- **Task objective**
Take the line containing "Give me a plain-text" and every line after it to the end of the records, and copy them exactly, leaving out pictures.
════
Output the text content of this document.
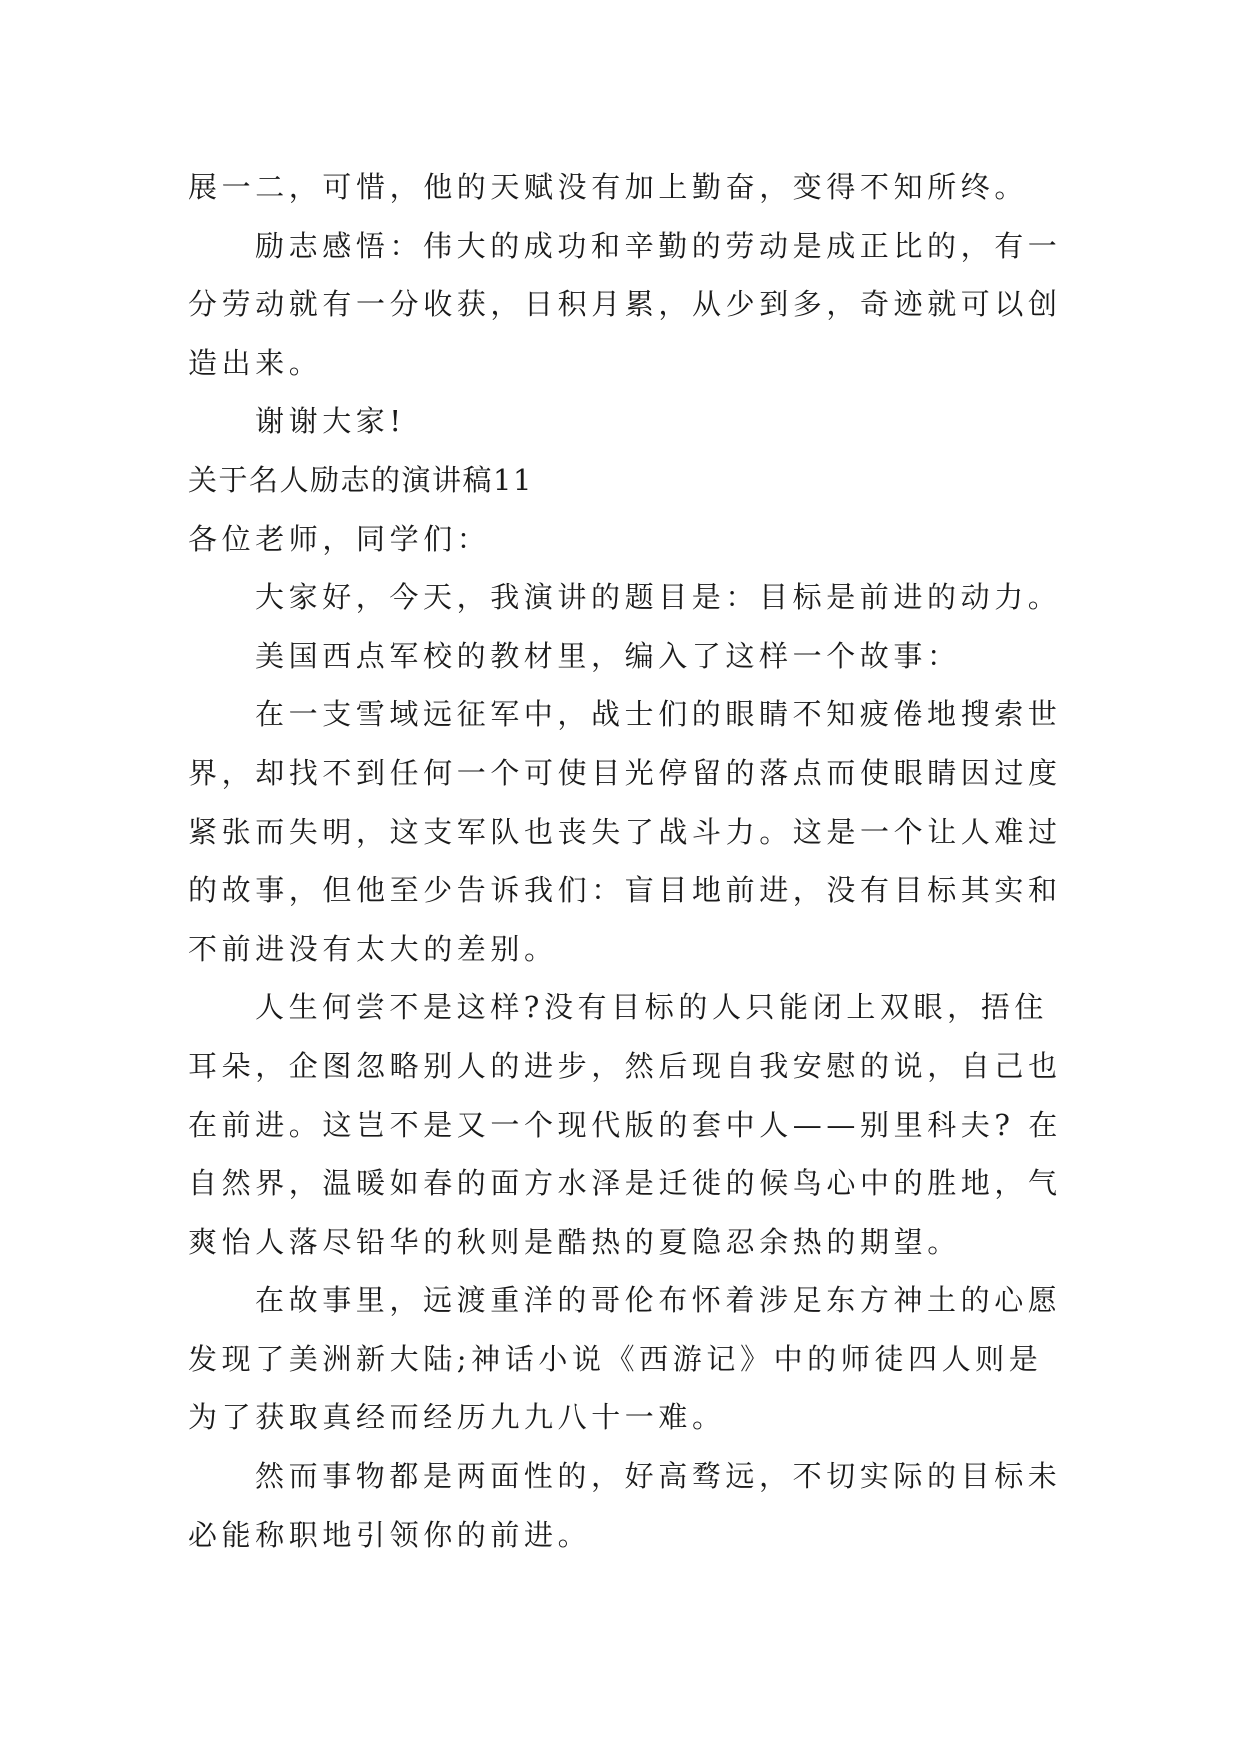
展一二，可惜，他的天赋没有加上勤奋，变得不知所终。

励志感悟：伟大的成功和辛勤的劳动是成正比的，有一分劳动就有一分收获，日积月累，从少到多，奇迹就可以创造出来。

谢谢大家!

关于名人励志的演讲稿11

各位老师，同学们：

大家好，今天，我演讲的题目是：目标是前进的动力。

美国西点军校的教材里，编入了这样一个故事：

在一支雪域远征军中，战士们的眼睛不知疲倦地搜索世界，却找不到任何一个可使目光停留的落点而使眼睛因过度紧张而失明，这支军队也丧失了战斗力。这是一个让人难过的故事，但他至少告诉我们：盲目地前进，没有目标其实和不前进没有太大的差别。

人生何尝不是这样?没有目标的人只能闭上双眼，捂住耳朵，企图忽略别人的进步，然后现自我安慰的说，自己也在前进。这岂不是又一个现代版的套中人——别里科夫? 在自然界，温暖如春的面方水泽是迁徙的候鸟心中的胜地，气爽怡人落尽铅华的秋则是酷热的夏隐忍余热的期望。

在故事里，远渡重洋的哥伦布怀着涉足东方神土的心愿发现了美洲新大陆;神话小说《西游记》中的师徒四人则是为了获取真经而经历九九八十一难。

然而事物都是两面性的，好高骛远，不切实际的目标未必能称职地引领你的前进。
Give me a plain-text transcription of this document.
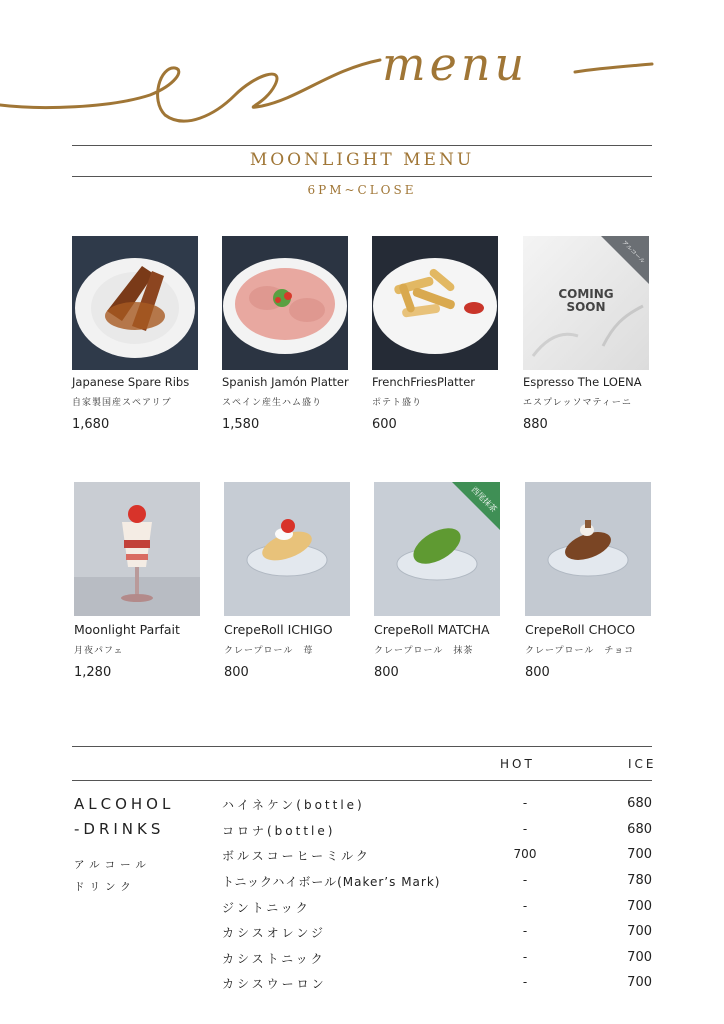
menu
MOONLIGHT MENU
6PM~CLOSE
Japanese Spare Ribs
自家製国産スペアリブ
1,680
Spanish Jamón Platter
スペイン産生ハム盛り
1,580
FrenchFriesPlatter
ポテト盛り
600
COMING
SOON
アルコール
Espresso The LOENA
エスプレッソマティーニ
880
Moonlight Parfait
月夜パフェ
1,280
CrepeRoll ICHIGO
クレープロール　苺
800
西尾抹茶
CrepeRoll MATCHA
クレープロール　抹茶
800
CrepeRoll CHOCO
クレープロール　チョコ
800
HOT	ICE
ALCOHOL
-DRINKS
アルコール
ドリンク
ハイネケン(bottle)	-	680
コロナ(bottle)	-	680
ボルスコーヒーミルク	700	700
トニックハイボール(Maker’s Mark)	-	780
ジントニック	-	700
カシスオレンジ	-	700
カシストニック	-	700
カシスウーロン	-	700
════
- **Full solution**
Give me a plain-text transcription of this document.
menu
MOONLIGHT MENU
6PM~CLOSE
Japanese Spare Ribs
自家製国産スペアリブ
1,680
Spanish Jamón Platter
スペイン産生ハム盛り
1,580
FrenchFriesPlatter
ポテト盛り
600
COMING
SOON
アルコール
Espresso The LOENA
エスプレッソマティーニ
880
Moonlight Parfait
月夜パフェ
1,280
CrepeRoll ICHIGO
クレープロール　苺
800
西尾抹茶
CrepeRoll MATCHA
クレープロール　抹茶
800
CrepeRoll CHOCO
クレープロール　チョコ
800
HOT	ICE
ALCOHOL
-DRINKS
アルコール
ドリンク
ハイネケン(bottle)	-	680
コロナ(bottle)	-	680
ボルスコーヒーミルク	700	700
トニックハイボール(Maker’s Mark)	-	780
ジントニック	-	700
カシスオレンジ	-	700
カシストニック	-	700
カシスウーロン	-	700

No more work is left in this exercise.